# START OF Data records
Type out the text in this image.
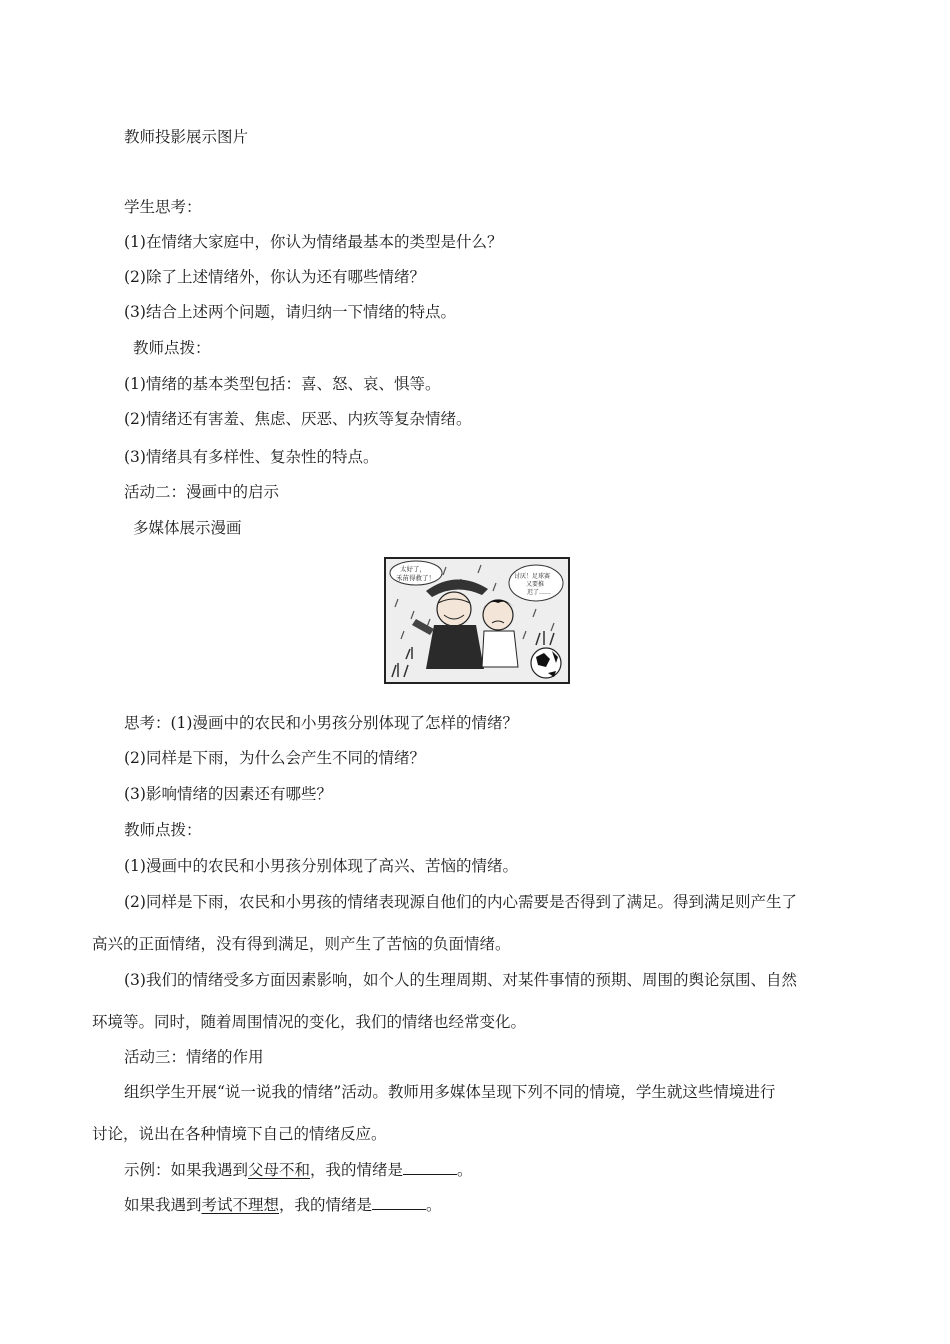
教师投影展示图片
学生思考：
(1)在情绪大家庭中，你认为情绪最基本的类型是什么？
(2)除了上述情绪外，你认为还有哪些情绪？
(3)结合上述两个问题，请归纳一下情绪的特点。
教师点拨：
(1)情绪的基本类型包括：喜、怒、哀、惧等。
(2)情绪还有害羞、焦虑、厌恶、内疚等复杂情绪。
(3)情绪具有多样性、复杂性的特点。
活动二：漫画中的启示
多媒体展示漫画
太好了，
禾苗得救了！	讨厌！足球赛
又要推
迟了……
思考：(1)漫画中的农民和小男孩分别体现了怎样的情绪？
(2)同样是下雨，为什么会产生不同的情绪？
(3)影响情绪的因素还有哪些？
教师点拨：
(1)漫画中的农民和小男孩分别体现了高兴、苦恼的情绪。
(2)同样是下雨，农民和小男孩的情绪表现源自他们的内心需要是否得到了满足。得到满足则产生了
高兴的正面情绪，没有得到满足，则产生了苦恼的负面情绪。
(3)我们的情绪受多方面因素影响，如个人的生理周期、对某件事情的预期、周围的舆论氛围、自然
环境等。同时，随着周围情况的变化，我们的情绪也经常变化。
活动三：情绪的作用
组织学生开展“说一说我的情绪”活动。教师用多媒体呈现下列不同的情境，学生就这些情境进行
讨论，说出在各种情境下自己的情绪反应。
示例：如果我遇到父母不和，我的情绪是	。
如果我遇到考试不理想，我的情绪是	。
# END OF Data records
■ **Task directions**: Restate each entry word for word, leaving out any pictures.

■ **Written reply**:
Type out the text in this image.
教师投影展示图片
学生思考：
(1)在情绪大家庭中，你认为情绪最基本的类型是什么？
(2)除了上述情绪外，你认为还有哪些情绪？
(3)结合上述两个问题，请归纳一下情绪的特点。
教师点拨：
(1)情绪的基本类型包括：喜、怒、哀、惧等。
(2)情绪还有害羞、焦虑、厌恶、内疚等复杂情绪。
(3)情绪具有多样性、复杂性的特点。
活动二：漫画中的启示
多媒体展示漫画
太好了，
禾苗得救了！	讨厌！足球赛
又要推
迟了……
思考：(1)漫画中的农民和小男孩分别体现了怎样的情绪？
(2)同样是下雨，为什么会产生不同的情绪？
(3)影响情绪的因素还有哪些？
教师点拨：
(1)漫画中的农民和小男孩分别体现了高兴、苦恼的情绪。
(2)同样是下雨，农民和小男孩的情绪表现源自他们的内心需要是否得到了满足。得到满足则产生了
高兴的正面情绪，没有得到满足，则产生了苦恼的负面情绪。
(3)我们的情绪受多方面因素影响，如个人的生理周期、对某件事情的预期、周围的舆论氛围、自然
环境等。同时，随着周围情况的变化，我们的情绪也经常变化。
活动三：情绪的作用
组织学生开展“说一说我的情绪”活动。教师用多媒体呈现下列不同的情境，学生就这些情境进行
讨论，说出在各种情境下自己的情绪反应。
示例：如果我遇到父母不和，我的情绪是	。
如果我遇到考试不理想，我的情绪是	。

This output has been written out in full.